Figure dataset records
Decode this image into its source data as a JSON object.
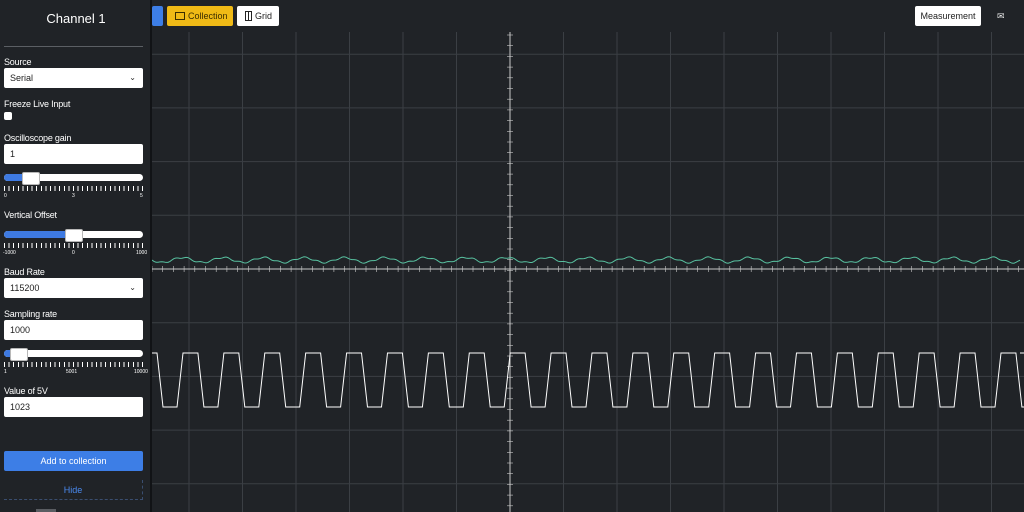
{
  "sidebar": {
    "title": "Channel 1",
    "source_label": "Source",
    "source_value": "Serial",
    "freeze_label": "Freeze Live Input",
    "gain_label": "Oscilloscope gain",
    "gain_value": "1",
    "gain_ticks": [
      "0",
      "3",
      "5"
    ],
    "gain_level": 0.15,
    "offset_label": "Vertical Offset",
    "offset_ticks": [
      "-1000",
      "0",
      "1000"
    ],
    "offset_level": 0.5,
    "baud_label": "Baud Rate",
    "baud_value": "115200",
    "sampling_label": "Sampling rate",
    "sampling_value": "1000",
    "sampling_ticks": [
      "1",
      "5001",
      "10000"
    ],
    "sampling_level": 0.05,
    "v5_label": "Value of 5V",
    "v5_value": "1023",
    "add_label": "Add to collection",
    "hide_label": "Hide"
  },
  "toolbar": {
    "collection_label": "Collection",
    "grid_label": "Grid",
    "measurement_label": "Measurement"
  },
  "colors": {
    "background": "#202327",
    "grid": "#3b3f44",
    "axis": "#c9c9c9",
    "trace1": "#58c1a0",
    "trace2": "#ffffff",
    "accent_blue": "#3d7ee6",
    "accent_yellow": "#f0ba16"
  },
  "icons": {
    "collection": "folder-icon",
    "grid": "grid-icon",
    "notify": "mail-icon",
    "chevron": "chevron-down-icon"
  }
}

WORK REQUIRED> Without the pictures, output the full listing exactly as it stands.

RESPONSE TO THIS TASK>
Decode this image into its source data as a JSON object.
{
  "sidebar": {
    "title": "Channel 1",
    "source_label": "Source",
    "source_value": "Serial",
    "freeze_label": "Freeze Live Input",
    "gain_label": "Oscilloscope gain",
    "gain_value": "1",
    "gain_ticks": [
      "0",
      "3",
      "5"
    ],
    "gain_level": 0.15,
    "offset_label": "Vertical Offset",
    "offset_ticks": [
      "-1000",
      "0",
      "1000"
    ],
    "offset_level": 0.5,
    "baud_label": "Baud Rate",
    "baud_value": "115200",
    "sampling_label": "Sampling rate",
    "sampling_value": "1000",
    "sampling_ticks": [
      "1",
      "5001",
      "10000"
    ],
    "sampling_level": 0.05,
    "v5_label": "Value of 5V",
    "v5_value": "1023",
    "add_label": "Add to collection",
    "hide_label": "Hide"
  },
  "toolbar": {
    "collection_label": "Collection",
    "grid_label": "Grid",
    "measurement_label": "Measurement"
  },
  "colors": {
    "background": "#202327",
    "grid": "#3b3f44",
    "axis": "#c9c9c9",
    "trace1": "#58c1a0",
    "trace2": "#ffffff",
    "accent_blue": "#3d7ee6",
    "accent_yellow": "#f0ba16"
  },
  "icons": {
    "collection": "folder-icon",
    "grid": "grid-icon",
    "notify": "mail-icon",
    "chevron": "chevron-down-icon"
  }
}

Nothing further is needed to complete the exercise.